— WHAT THE EXERCISE ASKS —
Comb through the entries for "document" and pull out each line that holds it.

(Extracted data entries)
_ _ _ _

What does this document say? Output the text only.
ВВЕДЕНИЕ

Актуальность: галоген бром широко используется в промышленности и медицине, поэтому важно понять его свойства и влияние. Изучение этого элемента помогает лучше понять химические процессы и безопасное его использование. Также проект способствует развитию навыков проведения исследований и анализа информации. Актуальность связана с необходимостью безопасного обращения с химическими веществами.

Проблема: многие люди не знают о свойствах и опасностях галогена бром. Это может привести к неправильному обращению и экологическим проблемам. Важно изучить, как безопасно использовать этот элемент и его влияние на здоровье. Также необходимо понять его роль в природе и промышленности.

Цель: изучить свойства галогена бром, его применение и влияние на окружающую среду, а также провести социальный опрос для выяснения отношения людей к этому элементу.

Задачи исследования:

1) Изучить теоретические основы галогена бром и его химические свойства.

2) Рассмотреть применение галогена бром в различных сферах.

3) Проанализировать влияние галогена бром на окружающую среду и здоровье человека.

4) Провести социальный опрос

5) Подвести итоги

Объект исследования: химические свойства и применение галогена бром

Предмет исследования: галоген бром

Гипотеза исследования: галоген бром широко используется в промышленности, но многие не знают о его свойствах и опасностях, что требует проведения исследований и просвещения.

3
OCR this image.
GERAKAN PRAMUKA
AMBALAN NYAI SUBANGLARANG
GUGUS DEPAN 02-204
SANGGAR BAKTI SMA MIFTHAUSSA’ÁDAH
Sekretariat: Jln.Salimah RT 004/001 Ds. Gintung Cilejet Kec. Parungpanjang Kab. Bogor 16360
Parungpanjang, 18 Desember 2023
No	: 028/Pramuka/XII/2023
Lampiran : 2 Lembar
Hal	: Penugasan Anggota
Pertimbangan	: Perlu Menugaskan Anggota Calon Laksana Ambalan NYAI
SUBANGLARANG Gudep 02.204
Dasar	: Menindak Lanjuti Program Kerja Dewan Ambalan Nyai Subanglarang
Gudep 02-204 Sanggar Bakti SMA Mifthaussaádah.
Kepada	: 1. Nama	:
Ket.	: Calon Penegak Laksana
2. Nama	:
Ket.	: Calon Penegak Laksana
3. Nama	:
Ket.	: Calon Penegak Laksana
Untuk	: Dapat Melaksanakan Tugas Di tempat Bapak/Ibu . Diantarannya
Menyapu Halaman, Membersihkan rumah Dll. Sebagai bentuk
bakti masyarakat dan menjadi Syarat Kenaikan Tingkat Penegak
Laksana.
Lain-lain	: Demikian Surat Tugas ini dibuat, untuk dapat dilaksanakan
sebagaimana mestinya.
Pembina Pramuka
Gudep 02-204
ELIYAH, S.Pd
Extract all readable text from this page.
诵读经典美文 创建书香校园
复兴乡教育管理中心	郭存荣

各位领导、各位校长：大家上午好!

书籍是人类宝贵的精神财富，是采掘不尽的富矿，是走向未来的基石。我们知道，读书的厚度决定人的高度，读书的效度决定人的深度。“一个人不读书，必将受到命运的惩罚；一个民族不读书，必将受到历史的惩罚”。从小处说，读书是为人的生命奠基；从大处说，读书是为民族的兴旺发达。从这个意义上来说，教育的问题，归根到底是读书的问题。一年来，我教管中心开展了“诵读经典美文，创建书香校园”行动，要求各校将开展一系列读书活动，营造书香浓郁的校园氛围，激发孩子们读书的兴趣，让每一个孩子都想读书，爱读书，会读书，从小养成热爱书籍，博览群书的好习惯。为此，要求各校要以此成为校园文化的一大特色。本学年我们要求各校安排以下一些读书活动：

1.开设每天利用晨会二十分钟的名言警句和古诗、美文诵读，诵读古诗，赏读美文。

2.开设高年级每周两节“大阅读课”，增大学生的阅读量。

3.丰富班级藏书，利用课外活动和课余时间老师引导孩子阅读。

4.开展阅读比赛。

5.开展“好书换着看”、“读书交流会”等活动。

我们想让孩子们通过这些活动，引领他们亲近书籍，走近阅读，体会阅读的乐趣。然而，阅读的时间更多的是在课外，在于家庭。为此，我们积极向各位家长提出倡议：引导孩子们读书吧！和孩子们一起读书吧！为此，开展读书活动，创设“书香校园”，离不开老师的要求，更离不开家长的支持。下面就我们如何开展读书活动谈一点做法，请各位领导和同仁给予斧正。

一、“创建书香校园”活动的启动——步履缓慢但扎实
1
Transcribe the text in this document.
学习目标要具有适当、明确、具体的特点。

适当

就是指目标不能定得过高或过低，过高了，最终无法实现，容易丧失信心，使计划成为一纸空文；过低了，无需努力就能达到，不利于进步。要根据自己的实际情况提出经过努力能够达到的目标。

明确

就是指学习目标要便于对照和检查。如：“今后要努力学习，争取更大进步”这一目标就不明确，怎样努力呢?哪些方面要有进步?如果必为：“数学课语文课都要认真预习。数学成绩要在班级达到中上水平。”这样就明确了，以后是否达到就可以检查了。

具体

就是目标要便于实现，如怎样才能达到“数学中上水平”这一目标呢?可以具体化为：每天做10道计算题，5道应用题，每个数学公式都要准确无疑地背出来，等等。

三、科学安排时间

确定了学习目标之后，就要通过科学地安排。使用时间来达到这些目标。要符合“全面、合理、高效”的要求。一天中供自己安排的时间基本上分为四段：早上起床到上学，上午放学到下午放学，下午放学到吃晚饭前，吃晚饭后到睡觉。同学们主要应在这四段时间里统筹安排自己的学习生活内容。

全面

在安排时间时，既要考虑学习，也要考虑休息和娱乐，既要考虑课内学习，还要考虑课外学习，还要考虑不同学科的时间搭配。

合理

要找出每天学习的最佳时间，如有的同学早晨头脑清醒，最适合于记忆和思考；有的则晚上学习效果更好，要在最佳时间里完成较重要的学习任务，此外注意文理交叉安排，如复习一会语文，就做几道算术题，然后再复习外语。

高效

_ _ _ _

— EXERCISE SOLUTION —
What does this document say? Output the text only.
Transcribe the text in this document.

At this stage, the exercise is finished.